• Data for this task

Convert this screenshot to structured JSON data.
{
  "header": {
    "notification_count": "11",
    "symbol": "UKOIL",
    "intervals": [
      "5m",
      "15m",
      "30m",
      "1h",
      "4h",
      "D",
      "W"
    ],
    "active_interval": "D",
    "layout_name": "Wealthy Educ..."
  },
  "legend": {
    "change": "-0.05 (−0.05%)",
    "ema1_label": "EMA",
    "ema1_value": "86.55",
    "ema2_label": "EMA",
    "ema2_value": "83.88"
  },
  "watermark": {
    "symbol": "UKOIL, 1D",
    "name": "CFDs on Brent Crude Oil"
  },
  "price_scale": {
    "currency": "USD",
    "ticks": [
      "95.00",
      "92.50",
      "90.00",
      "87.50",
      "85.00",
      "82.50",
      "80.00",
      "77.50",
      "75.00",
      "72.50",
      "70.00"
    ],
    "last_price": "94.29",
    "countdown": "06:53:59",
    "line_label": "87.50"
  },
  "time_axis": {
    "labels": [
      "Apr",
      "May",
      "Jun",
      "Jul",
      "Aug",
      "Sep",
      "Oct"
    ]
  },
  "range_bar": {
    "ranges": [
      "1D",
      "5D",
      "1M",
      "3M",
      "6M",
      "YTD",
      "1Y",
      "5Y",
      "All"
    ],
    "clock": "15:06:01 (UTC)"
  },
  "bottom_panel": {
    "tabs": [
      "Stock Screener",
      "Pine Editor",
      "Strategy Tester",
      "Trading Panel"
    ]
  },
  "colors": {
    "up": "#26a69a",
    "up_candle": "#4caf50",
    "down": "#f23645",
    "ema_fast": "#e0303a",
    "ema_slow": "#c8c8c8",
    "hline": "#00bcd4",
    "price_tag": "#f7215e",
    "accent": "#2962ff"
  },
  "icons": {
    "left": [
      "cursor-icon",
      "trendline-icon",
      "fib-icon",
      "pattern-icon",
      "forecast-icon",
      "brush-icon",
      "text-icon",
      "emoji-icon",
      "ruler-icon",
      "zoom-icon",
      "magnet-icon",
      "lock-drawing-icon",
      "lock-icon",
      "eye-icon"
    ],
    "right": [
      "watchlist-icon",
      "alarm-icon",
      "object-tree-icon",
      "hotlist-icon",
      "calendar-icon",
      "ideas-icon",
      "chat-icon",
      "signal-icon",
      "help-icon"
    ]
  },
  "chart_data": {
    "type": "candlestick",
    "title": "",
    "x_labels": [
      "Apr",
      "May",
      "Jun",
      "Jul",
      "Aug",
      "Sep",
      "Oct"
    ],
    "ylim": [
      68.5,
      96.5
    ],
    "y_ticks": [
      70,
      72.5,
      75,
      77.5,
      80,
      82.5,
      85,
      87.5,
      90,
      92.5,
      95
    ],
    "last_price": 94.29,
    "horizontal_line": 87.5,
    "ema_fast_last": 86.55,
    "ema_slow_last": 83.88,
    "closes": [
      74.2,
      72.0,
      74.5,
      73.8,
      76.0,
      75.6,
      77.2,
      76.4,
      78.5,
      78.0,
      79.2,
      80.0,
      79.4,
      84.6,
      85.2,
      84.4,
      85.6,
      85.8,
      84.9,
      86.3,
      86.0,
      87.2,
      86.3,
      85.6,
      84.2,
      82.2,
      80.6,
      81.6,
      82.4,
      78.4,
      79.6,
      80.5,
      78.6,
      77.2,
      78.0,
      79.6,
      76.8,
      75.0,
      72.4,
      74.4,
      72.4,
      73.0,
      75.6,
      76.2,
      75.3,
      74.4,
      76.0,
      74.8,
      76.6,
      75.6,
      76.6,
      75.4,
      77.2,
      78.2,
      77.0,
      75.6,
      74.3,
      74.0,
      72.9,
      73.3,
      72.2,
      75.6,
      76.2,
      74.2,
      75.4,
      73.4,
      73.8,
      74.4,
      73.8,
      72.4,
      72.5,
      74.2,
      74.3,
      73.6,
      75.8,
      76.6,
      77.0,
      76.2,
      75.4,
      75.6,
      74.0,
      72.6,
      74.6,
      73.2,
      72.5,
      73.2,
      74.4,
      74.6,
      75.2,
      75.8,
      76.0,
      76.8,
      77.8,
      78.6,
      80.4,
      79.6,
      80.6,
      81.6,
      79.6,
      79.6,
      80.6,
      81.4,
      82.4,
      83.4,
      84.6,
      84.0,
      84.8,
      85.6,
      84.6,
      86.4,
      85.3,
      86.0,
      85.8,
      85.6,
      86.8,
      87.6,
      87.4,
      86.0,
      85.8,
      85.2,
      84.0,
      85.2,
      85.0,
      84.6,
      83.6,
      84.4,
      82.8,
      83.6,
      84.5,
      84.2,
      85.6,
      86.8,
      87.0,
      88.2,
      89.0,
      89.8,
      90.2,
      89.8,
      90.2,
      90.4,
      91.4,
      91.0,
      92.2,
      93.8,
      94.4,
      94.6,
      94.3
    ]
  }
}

• Do this
Transcribe each entry precisely, missing none.

• Complete answer
Convert this screenshot to structured JSON data.
{
  "header": {
    "notification_count": "11",
    "symbol": "UKOIL",
    "intervals": [
      "5m",
      "15m",
      "30m",
      "1h",
      "4h",
      "D",
      "W"
    ],
    "active_interval": "D",
    "layout_name": "Wealthy Educ..."
  },
  "legend": {
    "change": "-0.05 (−0.05%)",
    "ema1_label": "EMA",
    "ema1_value": "86.55",
    "ema2_label": "EMA",
    "ema2_value": "83.88"
  },
  "watermark": {
    "symbol": "UKOIL, 1D",
    "name": "CFDs on Brent Crude Oil"
  },
  "price_scale": {
    "currency": "USD",
    "ticks": [
      "95.00",
      "92.50",
      "90.00",
      "87.50",
      "85.00",
      "82.50",
      "80.00",
      "77.50",
      "75.00",
      "72.50",
      "70.00"
    ],
    "last_price": "94.29",
    "countdown": "06:53:59",
    "line_label": "87.50"
  },
  "time_axis": {
    "labels": [
      "Apr",
      "May",
      "Jun",
      "Jul",
      "Aug",
      "Sep",
      "Oct"
    ]
  },
  "range_bar": {
    "ranges": [
      "1D",
      "5D",
      "1M",
      "3M",
      "6M",
      "YTD",
      "1Y",
      "5Y",
      "All"
    ],
    "clock": "15:06:01 (UTC)"
  },
  "bottom_panel": {
    "tabs": [
      "Stock Screener",
      "Pine Editor",
      "Strategy Tester",
      "Trading Panel"
    ]
  },
  "colors": {
    "up": "#26a69a",
    "up_candle": "#4caf50",
    "down": "#f23645",
    "ema_fast": "#e0303a",
    "ema_slow": "#c8c8c8",
    "hline": "#00bcd4",
    "price_tag": "#f7215e",
    "accent": "#2962ff"
  },
  "icons": {
    "left": [
      "cursor-icon",
      "trendline-icon",
      "fib-icon",
      "pattern-icon",
      "forecast-icon",
      "brush-icon",
      "text-icon",
      "emoji-icon",
      "ruler-icon",
      "zoom-icon",
      "magnet-icon",
      "lock-drawing-icon",
      "lock-icon",
      "eye-icon"
    ],
    "right": [
      "watchlist-icon",
      "alarm-icon",
      "object-tree-icon",
      "hotlist-icon",
      "calendar-icon",
      "ideas-icon",
      "chat-icon",
      "signal-icon",
      "help-icon"
    ]
  },
  "chart_data": {
    "type": "candlestick",
    "title": "",
    "x_labels": [
      "Apr",
      "May",
      "Jun",
      "Jul",
      "Aug",
      "Sep",
      "Oct"
    ],
    "ylim": [
      68.5,
      96.5
    ],
    "y_ticks": [
      70,
      72.5,
      75,
      77.5,
      80,
      82.5,
      85,
      87.5,
      90,
      92.5,
      95
    ],
    "last_price": 94.29,
    "horizontal_line": 87.5,
    "ema_fast_last": 86.55,
    "ema_slow_last": 83.88,
    "closes": [
      74.2,
      72.0,
      74.5,
      73.8,
      76.0,
      75.6,
      77.2,
      76.4,
      78.5,
      78.0,
      79.2,
      80.0,
      79.4,
      84.6,
      85.2,
      84.4,
      85.6,
      85.8,
      84.9,
      86.3,
      86.0,
      87.2,
      86.3,
      85.6,
      84.2,
      82.2,
      80.6,
      81.6,
      82.4,
      78.4,
      79.6,
      80.5,
      78.6,
      77.2,
      78.0,
      79.6,
      76.8,
      75.0,
      72.4,
      74.4,
      72.4,
      73.0,
      75.6,
      76.2,
      75.3,
      74.4,
      76.0,
      74.8,
      76.6,
      75.6,
      76.6,
      75.4,
      77.2,
      78.2,
      77.0,
      75.6,
      74.3,
      74.0,
      72.9,
      73.3,
      72.2,
      75.6,
      76.2,
      74.2,
      75.4,
      73.4,
      73.8,
      74.4,
      73.8,
      72.4,
      72.5,
      74.2,
      74.3,
      73.6,
      75.8,
      76.6,
      77.0,
      76.2,
      75.4,
      75.6,
      74.0,
      72.6,
      74.6,
      73.2,
      72.5,
      73.2,
      74.4,
      74.6,
      75.2,
      75.8,
      76.0,
      76.8,
      77.8,
      78.6,
      80.4,
      79.6,
      80.6,
      81.6,
      79.6,
      79.6,
      80.6,
      81.4,
      82.4,
      83.4,
      84.6,
      84.0,
      84.8,
      85.6,
      84.6,
      86.4,
      85.3,
      86.0,
      85.8,
      85.6,
      86.8,
      87.6,
      87.4,
      86.0,
      85.8,
      85.2,
      84.0,
      85.2,
      85.0,
      84.6,
      83.6,
      84.4,
      82.8,
      83.6,
      84.5,
      84.2,
      85.6,
      86.8,
      87.0,
      88.2,
      89.0,
      89.8,
      90.2,
      89.8,
      90.2,
      90.4,
      91.4,
      91.0,
      92.2,
      93.8,
      94.4,
      94.6,
      94.3
    ]
  }
}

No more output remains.